Stated problem: Identify the lines that contain the string "высоте", then copy each of them.
-*-*-
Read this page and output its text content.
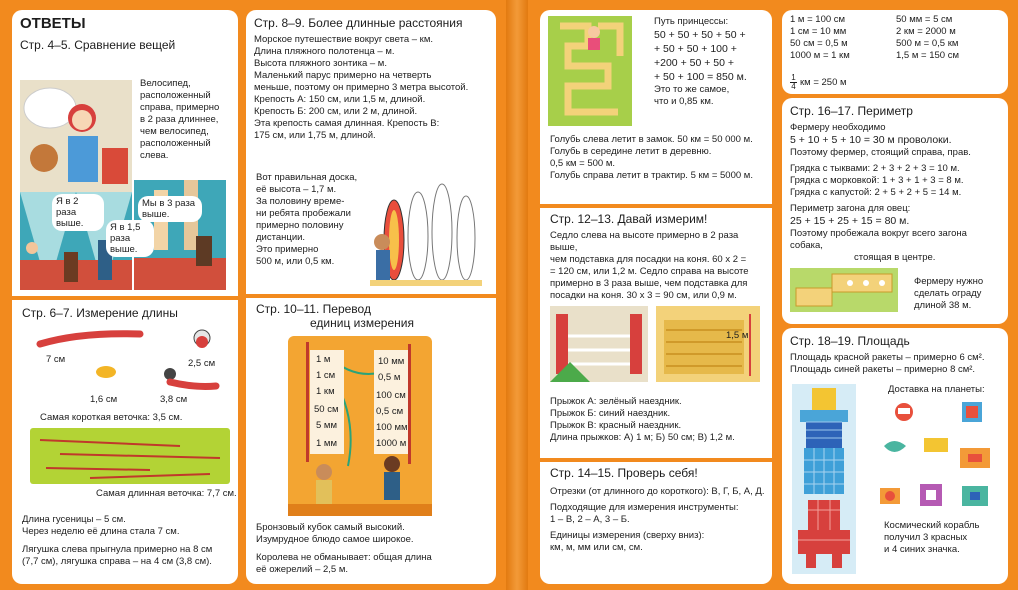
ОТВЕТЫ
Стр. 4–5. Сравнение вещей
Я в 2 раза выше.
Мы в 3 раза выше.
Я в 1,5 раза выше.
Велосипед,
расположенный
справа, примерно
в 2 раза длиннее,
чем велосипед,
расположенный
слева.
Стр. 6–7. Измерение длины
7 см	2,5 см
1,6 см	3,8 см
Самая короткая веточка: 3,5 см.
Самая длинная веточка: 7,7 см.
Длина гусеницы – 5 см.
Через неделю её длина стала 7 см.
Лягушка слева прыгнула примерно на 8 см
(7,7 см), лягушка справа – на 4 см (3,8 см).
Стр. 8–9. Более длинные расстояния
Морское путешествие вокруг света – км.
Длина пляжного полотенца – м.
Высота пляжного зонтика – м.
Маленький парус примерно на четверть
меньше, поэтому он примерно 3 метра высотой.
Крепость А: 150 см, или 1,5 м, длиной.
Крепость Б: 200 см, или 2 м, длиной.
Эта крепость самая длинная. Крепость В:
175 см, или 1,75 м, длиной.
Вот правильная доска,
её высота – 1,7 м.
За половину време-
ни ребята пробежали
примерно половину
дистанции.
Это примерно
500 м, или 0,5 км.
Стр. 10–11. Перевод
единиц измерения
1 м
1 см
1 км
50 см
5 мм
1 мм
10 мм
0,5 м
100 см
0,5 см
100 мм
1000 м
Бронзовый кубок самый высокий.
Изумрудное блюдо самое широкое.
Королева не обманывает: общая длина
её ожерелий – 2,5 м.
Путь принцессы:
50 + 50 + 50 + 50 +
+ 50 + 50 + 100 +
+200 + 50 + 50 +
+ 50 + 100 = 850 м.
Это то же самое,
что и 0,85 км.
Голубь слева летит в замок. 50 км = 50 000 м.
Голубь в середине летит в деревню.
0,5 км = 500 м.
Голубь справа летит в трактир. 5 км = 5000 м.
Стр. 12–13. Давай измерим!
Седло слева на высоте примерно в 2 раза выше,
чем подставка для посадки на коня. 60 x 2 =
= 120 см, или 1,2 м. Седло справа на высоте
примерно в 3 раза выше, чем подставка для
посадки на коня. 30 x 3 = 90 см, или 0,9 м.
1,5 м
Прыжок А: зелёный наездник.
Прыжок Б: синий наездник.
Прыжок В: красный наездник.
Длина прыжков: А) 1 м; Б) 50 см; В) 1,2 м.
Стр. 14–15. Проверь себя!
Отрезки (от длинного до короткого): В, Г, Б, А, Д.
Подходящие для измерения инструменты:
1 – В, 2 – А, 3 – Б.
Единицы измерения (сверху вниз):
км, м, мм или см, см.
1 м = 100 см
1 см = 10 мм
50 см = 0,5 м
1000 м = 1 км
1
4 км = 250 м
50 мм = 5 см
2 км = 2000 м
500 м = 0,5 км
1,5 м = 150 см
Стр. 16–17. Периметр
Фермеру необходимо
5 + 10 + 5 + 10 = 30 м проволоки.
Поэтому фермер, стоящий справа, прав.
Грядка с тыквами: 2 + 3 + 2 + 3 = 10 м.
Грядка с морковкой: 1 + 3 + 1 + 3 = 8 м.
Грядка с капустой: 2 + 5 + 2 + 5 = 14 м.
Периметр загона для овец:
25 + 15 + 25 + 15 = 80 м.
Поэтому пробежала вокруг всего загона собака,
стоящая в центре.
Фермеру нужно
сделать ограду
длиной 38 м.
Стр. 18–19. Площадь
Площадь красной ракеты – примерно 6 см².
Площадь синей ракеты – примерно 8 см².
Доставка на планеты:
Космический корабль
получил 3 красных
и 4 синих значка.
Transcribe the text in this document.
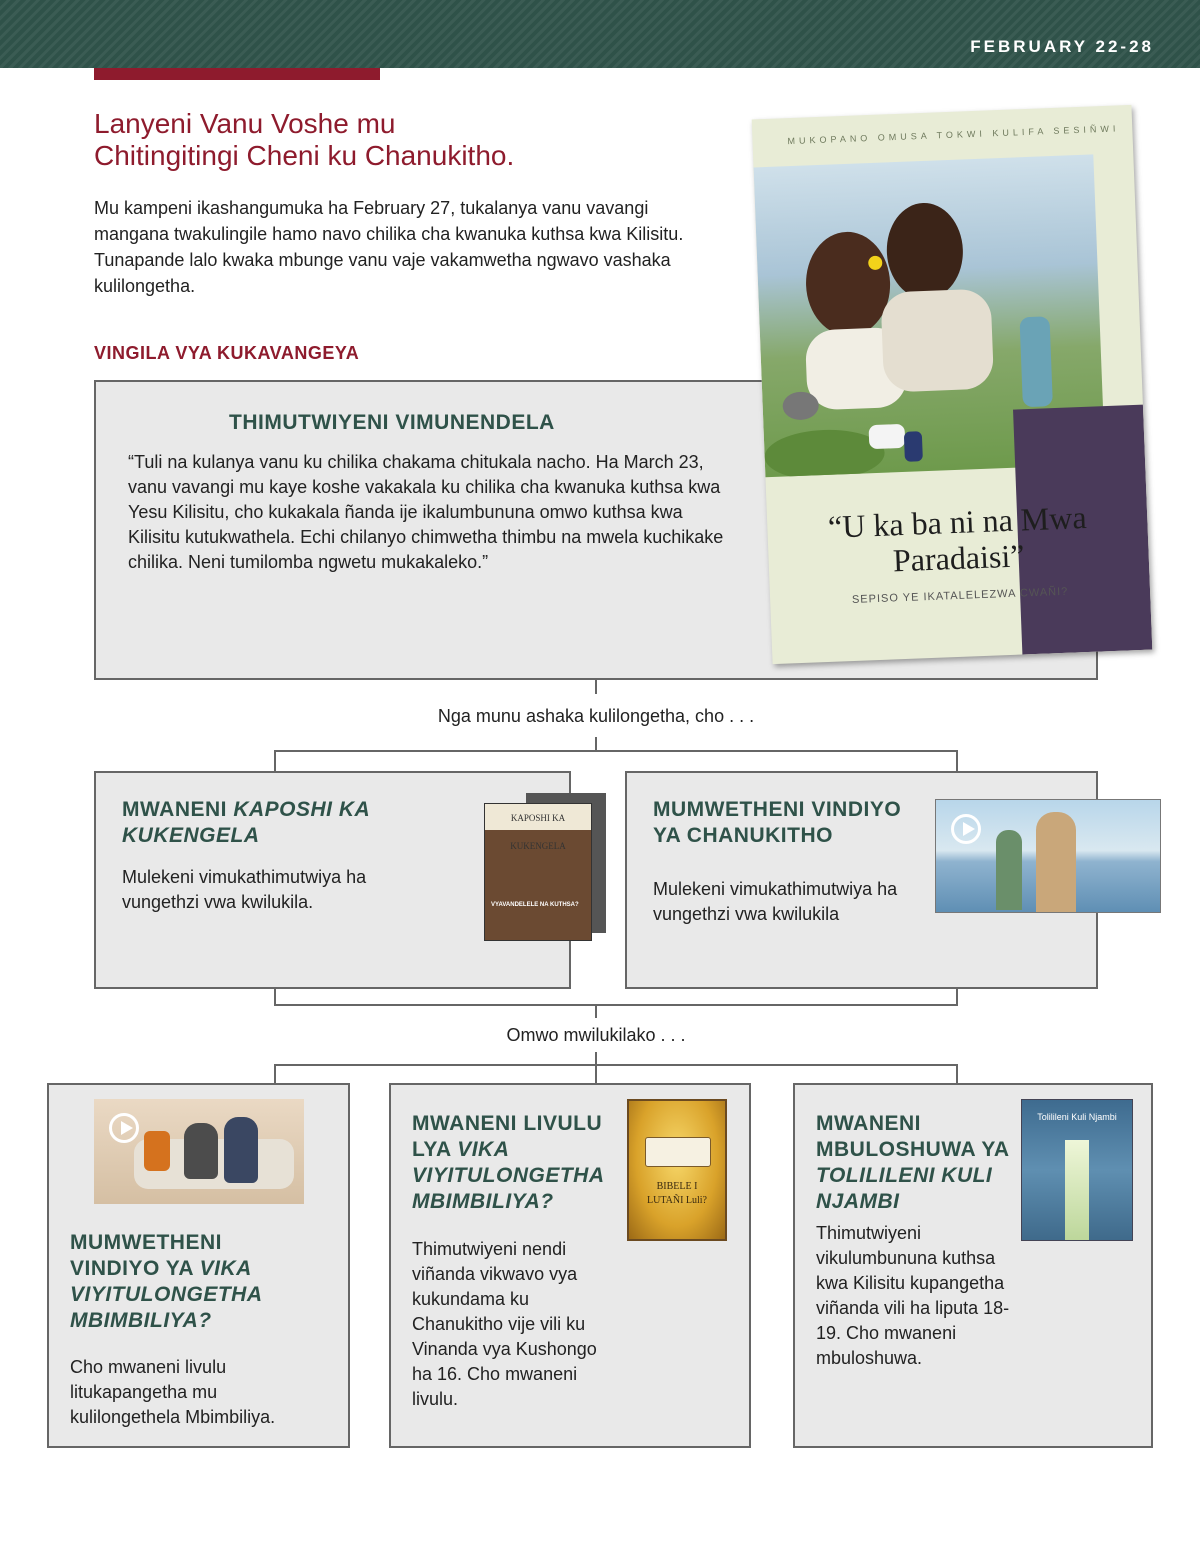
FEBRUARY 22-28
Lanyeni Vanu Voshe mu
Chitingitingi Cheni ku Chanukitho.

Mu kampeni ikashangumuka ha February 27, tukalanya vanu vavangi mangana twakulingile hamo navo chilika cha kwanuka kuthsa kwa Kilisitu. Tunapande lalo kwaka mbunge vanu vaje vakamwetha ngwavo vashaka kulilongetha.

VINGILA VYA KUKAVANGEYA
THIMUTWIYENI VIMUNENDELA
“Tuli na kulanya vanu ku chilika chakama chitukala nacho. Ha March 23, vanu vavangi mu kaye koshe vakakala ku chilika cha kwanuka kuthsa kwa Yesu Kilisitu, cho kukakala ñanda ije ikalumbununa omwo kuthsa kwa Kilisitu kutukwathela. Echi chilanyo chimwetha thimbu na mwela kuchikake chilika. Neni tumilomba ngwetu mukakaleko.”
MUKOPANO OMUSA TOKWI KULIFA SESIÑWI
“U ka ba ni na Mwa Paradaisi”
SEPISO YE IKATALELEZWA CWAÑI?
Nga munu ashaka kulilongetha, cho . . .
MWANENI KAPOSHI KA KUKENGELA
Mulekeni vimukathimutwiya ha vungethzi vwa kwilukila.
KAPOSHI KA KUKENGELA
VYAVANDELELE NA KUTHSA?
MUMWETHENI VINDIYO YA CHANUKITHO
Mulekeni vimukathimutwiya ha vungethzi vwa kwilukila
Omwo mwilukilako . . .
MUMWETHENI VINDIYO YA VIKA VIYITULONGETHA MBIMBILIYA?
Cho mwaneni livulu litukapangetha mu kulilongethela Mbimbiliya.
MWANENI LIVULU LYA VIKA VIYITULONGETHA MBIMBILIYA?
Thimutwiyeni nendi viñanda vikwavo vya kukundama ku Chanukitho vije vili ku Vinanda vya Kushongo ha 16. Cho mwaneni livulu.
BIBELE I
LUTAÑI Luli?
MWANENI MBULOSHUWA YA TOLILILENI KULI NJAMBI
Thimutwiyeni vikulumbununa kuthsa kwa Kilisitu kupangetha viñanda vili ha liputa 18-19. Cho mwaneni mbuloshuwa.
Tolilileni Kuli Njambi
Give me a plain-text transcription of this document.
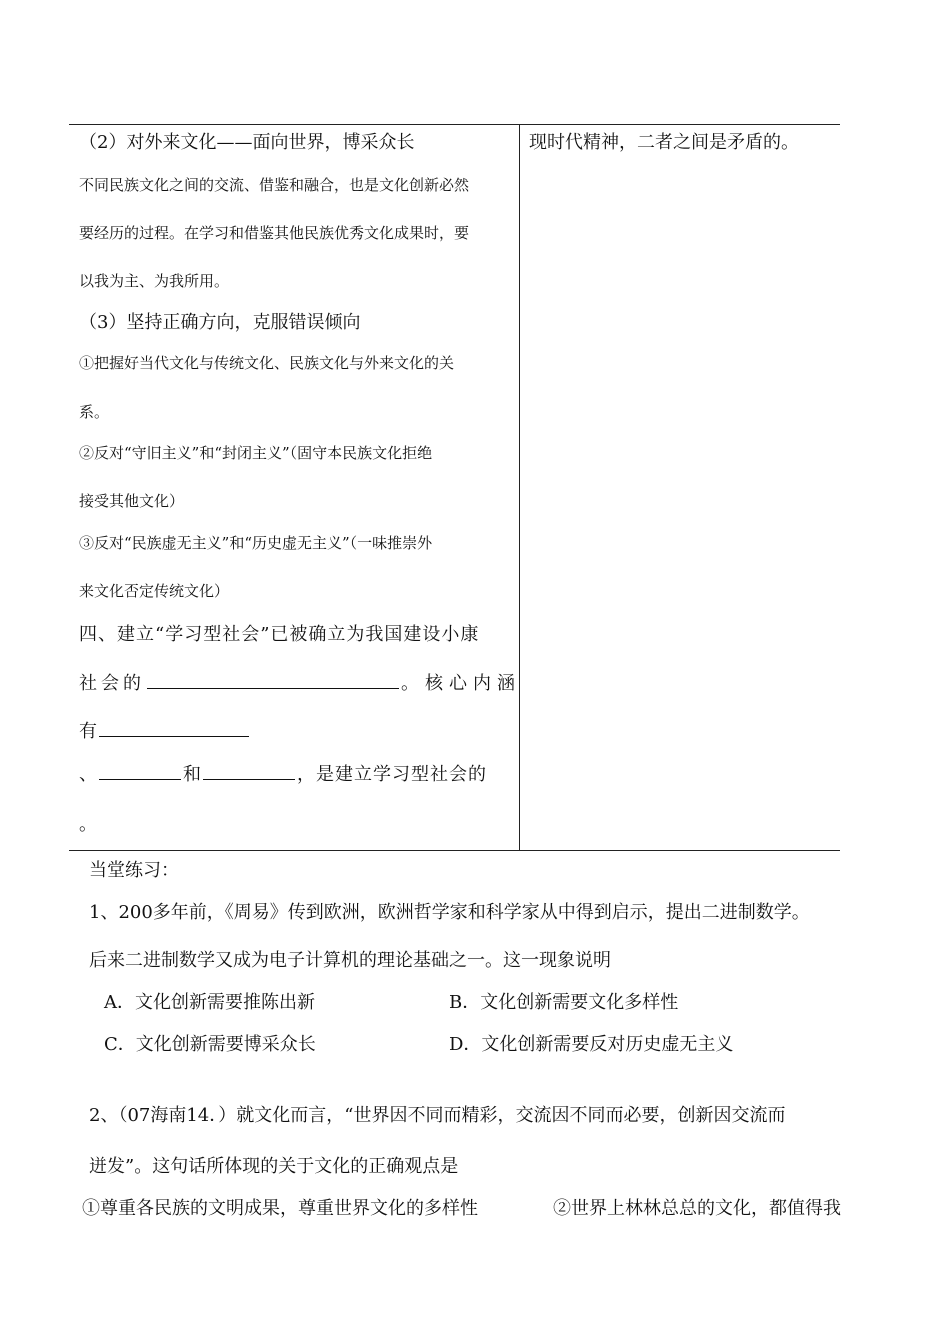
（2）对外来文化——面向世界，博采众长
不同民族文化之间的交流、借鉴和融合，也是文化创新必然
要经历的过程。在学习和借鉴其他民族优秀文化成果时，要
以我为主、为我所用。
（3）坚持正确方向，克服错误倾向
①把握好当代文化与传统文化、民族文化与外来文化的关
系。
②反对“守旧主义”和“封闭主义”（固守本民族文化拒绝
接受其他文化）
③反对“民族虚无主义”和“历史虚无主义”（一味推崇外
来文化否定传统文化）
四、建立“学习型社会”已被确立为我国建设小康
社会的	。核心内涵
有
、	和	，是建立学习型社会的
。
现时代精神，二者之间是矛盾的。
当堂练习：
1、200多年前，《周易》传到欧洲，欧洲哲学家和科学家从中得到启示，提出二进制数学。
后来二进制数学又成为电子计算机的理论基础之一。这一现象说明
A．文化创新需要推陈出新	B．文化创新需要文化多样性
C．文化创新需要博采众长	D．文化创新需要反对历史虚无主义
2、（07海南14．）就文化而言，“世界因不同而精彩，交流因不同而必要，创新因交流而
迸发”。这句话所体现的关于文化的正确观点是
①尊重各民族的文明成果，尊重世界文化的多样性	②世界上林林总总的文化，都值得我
-*-*-
Solved exercise:
Седло слева на высоте примерно в 2 раза выше,
= 120 см, или 1,2 м. Седло справа на высоте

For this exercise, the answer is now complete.